| GIVEN REQUEST |
Locate each line below that includes "Незымаева" and reproduce it.
━━━━━ GIVEN DATA
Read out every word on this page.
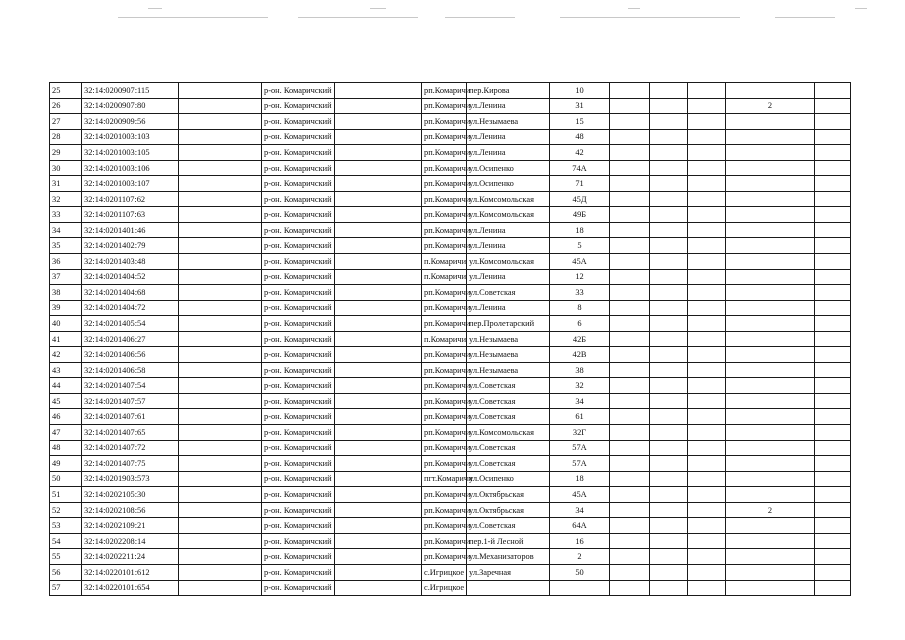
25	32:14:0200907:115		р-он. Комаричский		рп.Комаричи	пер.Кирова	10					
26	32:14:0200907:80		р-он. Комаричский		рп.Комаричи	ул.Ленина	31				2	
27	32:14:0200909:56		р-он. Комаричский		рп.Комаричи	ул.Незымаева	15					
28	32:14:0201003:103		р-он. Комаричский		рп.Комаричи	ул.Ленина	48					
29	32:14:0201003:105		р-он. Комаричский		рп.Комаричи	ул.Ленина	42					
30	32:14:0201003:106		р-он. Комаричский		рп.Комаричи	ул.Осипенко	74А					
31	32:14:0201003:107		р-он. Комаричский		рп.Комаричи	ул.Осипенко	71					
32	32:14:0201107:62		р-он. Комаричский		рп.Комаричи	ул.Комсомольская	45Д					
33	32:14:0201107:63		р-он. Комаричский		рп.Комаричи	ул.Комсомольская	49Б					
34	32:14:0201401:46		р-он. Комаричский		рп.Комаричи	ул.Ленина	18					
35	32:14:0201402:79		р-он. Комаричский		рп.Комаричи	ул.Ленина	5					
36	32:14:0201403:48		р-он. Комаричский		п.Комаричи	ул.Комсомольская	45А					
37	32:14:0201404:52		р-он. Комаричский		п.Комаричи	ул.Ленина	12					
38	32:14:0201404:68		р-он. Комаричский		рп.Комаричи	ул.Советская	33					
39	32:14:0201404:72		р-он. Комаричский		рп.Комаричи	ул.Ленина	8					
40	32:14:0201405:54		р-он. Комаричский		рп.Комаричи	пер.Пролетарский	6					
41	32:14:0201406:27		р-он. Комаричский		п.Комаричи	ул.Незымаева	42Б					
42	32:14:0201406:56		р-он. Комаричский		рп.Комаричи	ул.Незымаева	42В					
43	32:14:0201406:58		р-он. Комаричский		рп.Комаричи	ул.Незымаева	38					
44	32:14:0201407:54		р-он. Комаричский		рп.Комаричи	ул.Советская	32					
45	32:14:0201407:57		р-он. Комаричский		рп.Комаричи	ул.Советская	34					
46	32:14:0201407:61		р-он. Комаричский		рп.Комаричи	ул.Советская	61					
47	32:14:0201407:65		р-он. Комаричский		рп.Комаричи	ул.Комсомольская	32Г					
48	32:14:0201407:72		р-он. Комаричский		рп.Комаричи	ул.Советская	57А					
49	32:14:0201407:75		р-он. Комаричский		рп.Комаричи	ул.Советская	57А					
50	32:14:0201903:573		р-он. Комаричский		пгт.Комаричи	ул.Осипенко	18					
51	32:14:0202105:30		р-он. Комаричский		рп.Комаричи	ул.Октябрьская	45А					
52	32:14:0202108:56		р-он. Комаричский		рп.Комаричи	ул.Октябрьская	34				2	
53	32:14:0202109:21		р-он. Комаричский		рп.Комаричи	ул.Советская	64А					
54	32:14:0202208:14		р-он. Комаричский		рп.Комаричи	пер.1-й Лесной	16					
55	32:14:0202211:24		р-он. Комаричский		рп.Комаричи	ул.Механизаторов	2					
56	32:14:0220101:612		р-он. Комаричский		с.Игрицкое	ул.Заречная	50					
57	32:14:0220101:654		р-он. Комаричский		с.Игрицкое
━━━━━━━━━━
| WRITTEN SOLUTION |
27	32:14:0200909:56		р-он. Комаричский		рп.Комаричи	ул.Незымаева	15					
41	32:14:0201406:27		р-он. Комаричский		п.Комаричи	ул.Незымаева	42Б					
42	32:14:0201406:56		р-он. Комаричский		рп.Комаричи	ул.Незымаева	42В					
43	32:14:0201406:58		р-он. Комаричский		рп.Комаричи	ул.Незымаева	38					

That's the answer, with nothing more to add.